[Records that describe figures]
==================================================

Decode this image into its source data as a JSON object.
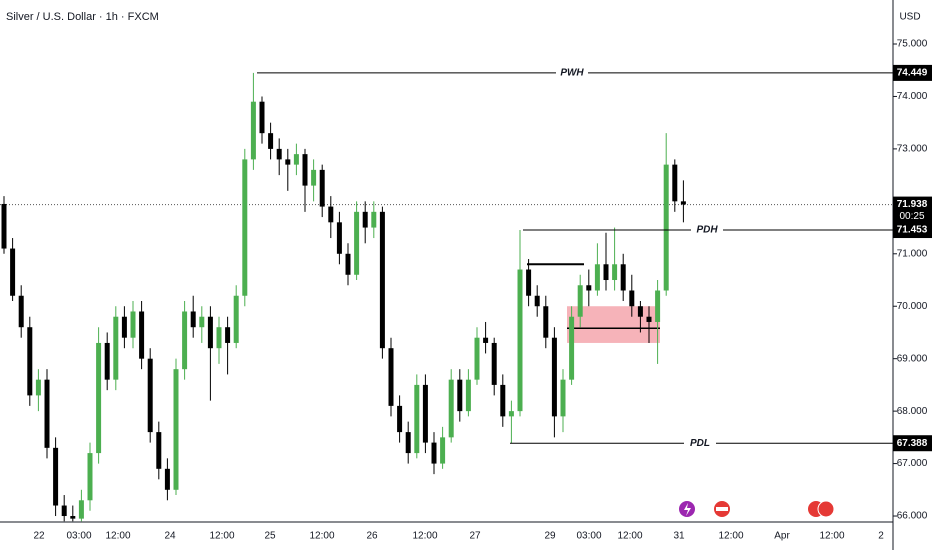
{
  "chart_data": {
    "type": "candlestick",
    "title": "Silver / U.S. Dollar · 1h · FXCM",
    "currency": "USD",
    "ylim": [
      65.886,
      75.839
    ],
    "yticks": [
      {
        "value": 66,
        "label": "66.000"
      },
      {
        "value": 67,
        "label": "67.000"
      },
      {
        "value": 68,
        "label": "68.000"
      },
      {
        "value": 69,
        "label": "69.000"
      },
      {
        "value": 70,
        "label": "70.000"
      },
      {
        "value": 71,
        "label": "71.000"
      },
      {
        "value": 72,
        "label": "72.000"
      },
      {
        "value": 73,
        "label": "73.000"
      },
      {
        "value": 74,
        "label": "74.000"
      },
      {
        "value": 75,
        "label": "75.000"
      }
    ],
    "x_labels": [
      "22",
      "03:00",
      "12:00",
      "24",
      "12:00",
      "25",
      "12:00",
      "26",
      "12:00",
      "27",
      "29",
      "03:00",
      "12:00",
      "31",
      "12:00",
      "Apr",
      "12:00",
      "2"
    ],
    "up_color": "#4caf50",
    "down_color": "#000000",
    "ohlc": [
      [
        71.95,
        72.1,
        71.0,
        71.1
      ],
      [
        71.1,
        71.3,
        70.1,
        70.2
      ],
      [
        70.2,
        70.4,
        69.4,
        69.6
      ],
      [
        69.6,
        69.8,
        68.1,
        68.3
      ],
      [
        68.3,
        68.8,
        68.0,
        68.6
      ],
      [
        68.6,
        68.8,
        67.1,
        67.3
      ],
      [
        67.3,
        67.5,
        66.0,
        66.2
      ],
      [
        66.2,
        66.4,
        65.9,
        66.0
      ],
      [
        66.0,
        66.2,
        65.9,
        65.95
      ],
      [
        65.95,
        66.5,
        65.9,
        66.3
      ],
      [
        66.3,
        67.4,
        66.1,
        67.2
      ],
      [
        67.2,
        69.6,
        67.0,
        69.3
      ],
      [
        69.3,
        69.5,
        68.4,
        68.6
      ],
      [
        68.6,
        70.0,
        68.4,
        69.8
      ],
      [
        69.8,
        70.0,
        69.2,
        69.4
      ],
      [
        69.4,
        70.1,
        69.2,
        69.9
      ],
      [
        69.9,
        70.1,
        68.8,
        69.0
      ],
      [
        69.0,
        69.2,
        67.4,
        67.6
      ],
      [
        67.6,
        67.8,
        66.7,
        66.9
      ],
      [
        66.9,
        67.1,
        66.3,
        66.5
      ],
      [
        66.5,
        69.0,
        66.4,
        68.8
      ],
      [
        68.8,
        70.1,
        68.6,
        69.9
      ],
      [
        69.9,
        70.2,
        69.4,
        69.6
      ],
      [
        69.6,
        70.0,
        69.3,
        69.8
      ],
      [
        69.8,
        70.0,
        68.2,
        69.2
      ],
      [
        69.2,
        69.8,
        68.9,
        69.6
      ],
      [
        69.6,
        69.8,
        68.7,
        69.3
      ],
      [
        69.3,
        70.4,
        69.2,
        70.2
      ],
      [
        70.2,
        73.0,
        70.0,
        72.8
      ],
      [
        72.8,
        74.449,
        72.6,
        73.9
      ],
      [
        73.9,
        74.0,
        73.1,
        73.3
      ],
      [
        73.3,
        73.5,
        72.8,
        73.0
      ],
      [
        73.0,
        73.2,
        72.5,
        72.8
      ],
      [
        72.8,
        73.0,
        72.2,
        72.7
      ],
      [
        72.7,
        73.1,
        72.5,
        72.9
      ],
      [
        72.9,
        73.0,
        71.8,
        72.3
      ],
      [
        72.3,
        72.8,
        72.0,
        72.6
      ],
      [
        72.6,
        72.7,
        71.7,
        71.9
      ],
      [
        71.9,
        72.1,
        71.3,
        71.6
      ],
      [
        71.6,
        71.8,
        70.8,
        71.0
      ],
      [
        71.0,
        71.2,
        70.4,
        70.6
      ],
      [
        70.6,
        72.0,
        70.5,
        71.8
      ],
      [
        71.8,
        72.0,
        71.2,
        71.5
      ],
      [
        71.5,
        72.0,
        71.3,
        71.8
      ],
      [
        71.8,
        71.9,
        69.0,
        69.2
      ],
      [
        69.2,
        69.4,
        67.9,
        68.1
      ],
      [
        68.1,
        68.3,
        67.4,
        67.6
      ],
      [
        67.6,
        67.8,
        67.0,
        67.2
      ],
      [
        67.2,
        68.7,
        67.1,
        68.5
      ],
      [
        68.5,
        68.7,
        67.2,
        67.4
      ],
      [
        67.4,
        67.6,
        66.8,
        67.0
      ],
      [
        67.0,
        67.7,
        66.9,
        67.5
      ],
      [
        67.5,
        68.8,
        67.4,
        68.6
      ],
      [
        68.6,
        68.8,
        67.8,
        68.0
      ],
      [
        68.0,
        68.8,
        67.9,
        68.6
      ],
      [
        68.6,
        69.6,
        68.5,
        69.4
      ],
      [
        69.4,
        69.7,
        69.1,
        69.3
      ],
      [
        69.3,
        69.4,
        68.3,
        68.5
      ],
      [
        68.5,
        68.7,
        67.7,
        67.9
      ],
      [
        67.9,
        68.2,
        67.388,
        68.0
      ],
      [
        68.0,
        71.453,
        67.9,
        70.7
      ],
      [
        70.7,
        70.9,
        70.0,
        70.2
      ],
      [
        70.2,
        70.4,
        69.8,
        70.0
      ],
      [
        70.0,
        70.2,
        69.2,
        69.4
      ],
      [
        69.4,
        69.6,
        67.5,
        67.9
      ],
      [
        67.9,
        68.8,
        67.6,
        68.6
      ],
      [
        68.6,
        70.0,
        68.5,
        69.8
      ],
      [
        69.8,
        70.6,
        69.6,
        70.4
      ],
      [
        70.4,
        70.7,
        70.0,
        70.3
      ],
      [
        70.3,
        71.2,
        70.2,
        70.8
      ],
      [
        70.8,
        71.4,
        70.3,
        70.5
      ],
      [
        70.5,
        71.5,
        70.3,
        70.8
      ],
      [
        70.8,
        71.0,
        70.1,
        70.3
      ],
      [
        70.3,
        70.6,
        69.8,
        70.0
      ],
      [
        70.0,
        70.1,
        69.5,
        69.8
      ],
      [
        69.8,
        70.0,
        69.3,
        69.7
      ],
      [
        69.7,
        70.5,
        68.9,
        70.3
      ],
      [
        70.3,
        73.3,
        70.2,
        72.7
      ],
      [
        72.7,
        72.8,
        71.8,
        72.0
      ],
      [
        72.0,
        72.4,
        71.6,
        71.94
      ]
    ],
    "levels": [
      {
        "name": "PWH",
        "value": 74.449,
        "label": "74.449"
      },
      {
        "name": "PDH",
        "value": 71.453,
        "label": "71.453"
      },
      {
        "name": "PDL",
        "value": 67.388,
        "label": "67.388"
      }
    ],
    "current_price": {
      "value": 71.938,
      "label": "71.938",
      "countdown": "00:25"
    },
    "marked_high": 70.8,
    "zone": {
      "top": 70.0,
      "bottom": 69.3,
      "mid": 69.58,
      "color": "#f4a6ad"
    }
  }
}
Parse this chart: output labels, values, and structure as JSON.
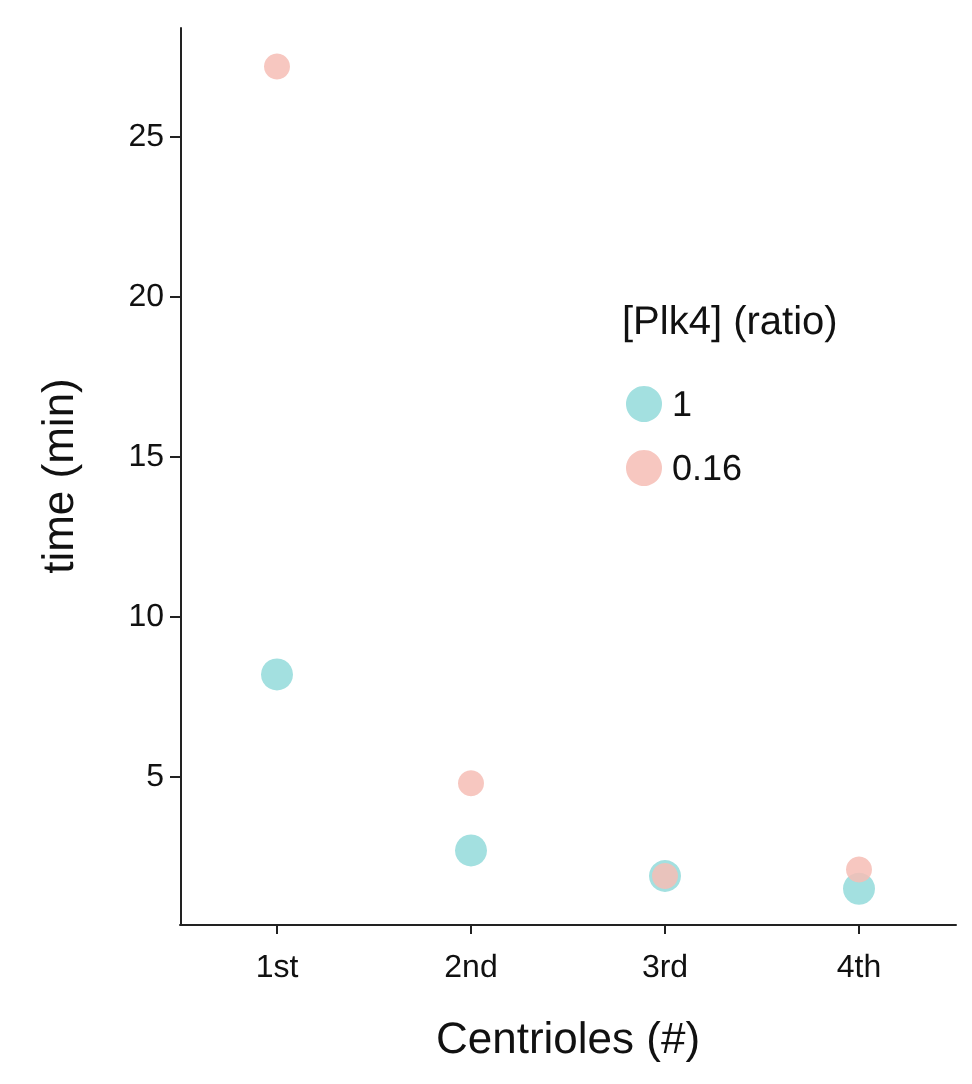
{
  "chart_data": {
    "type": "scatter",
    "xlabel": "Centrioles (#)",
    "ylabel": "time (min)",
    "legend_title": "[Plk4] (ratio)",
    "categories": [
      "1st",
      "2nd",
      "3rd",
      "4th"
    ],
    "series": [
      {
        "name": "1",
        "color": "#a3e0e0",
        "values": [
          8.2,
          2.7,
          1.9,
          1.5
        ]
      },
      {
        "name": "0.16",
        "color": "#f6bdb5",
        "values": [
          27.2,
          4.8,
          1.9,
          2.1
        ]
      }
    ],
    "ylim": [
      0.4,
      28.4
    ],
    "yticks": [
      5,
      10,
      15,
      20,
      25
    ],
    "grid": false,
    "legend": "right",
    "marker": "circle"
  }
}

==================================================

**What needs to be done**. Write out exactly, and nothing more than, the lines of the entries above from the line containing "Parse this chart: output" through the final line; omit any pictures.

**The result**.
Parse this chart: output labels, values, and structure as JSON.
{
  "chart_data": {
    "type": "scatter",
    "xlabel": "Centrioles (#)",
    "ylabel": "time (min)",
    "legend_title": "[Plk4] (ratio)",
    "categories": [
      "1st",
      "2nd",
      "3rd",
      "4th"
    ],
    "series": [
      {
        "name": "1",
        "color": "#a3e0e0",
        "values": [
          8.2,
          2.7,
          1.9,
          1.5
        ]
      },
      {
        "name": "0.16",
        "color": "#f6bdb5",
        "values": [
          27.2,
          4.8,
          1.9,
          2.1
        ]
      }
    ],
    "ylim": [
      0.4,
      28.4
    ],
    "yticks": [
      5,
      10,
      15,
      20,
      25
    ],
    "grid": false,
    "legend": "right",
    "marker": "circle"
  }
}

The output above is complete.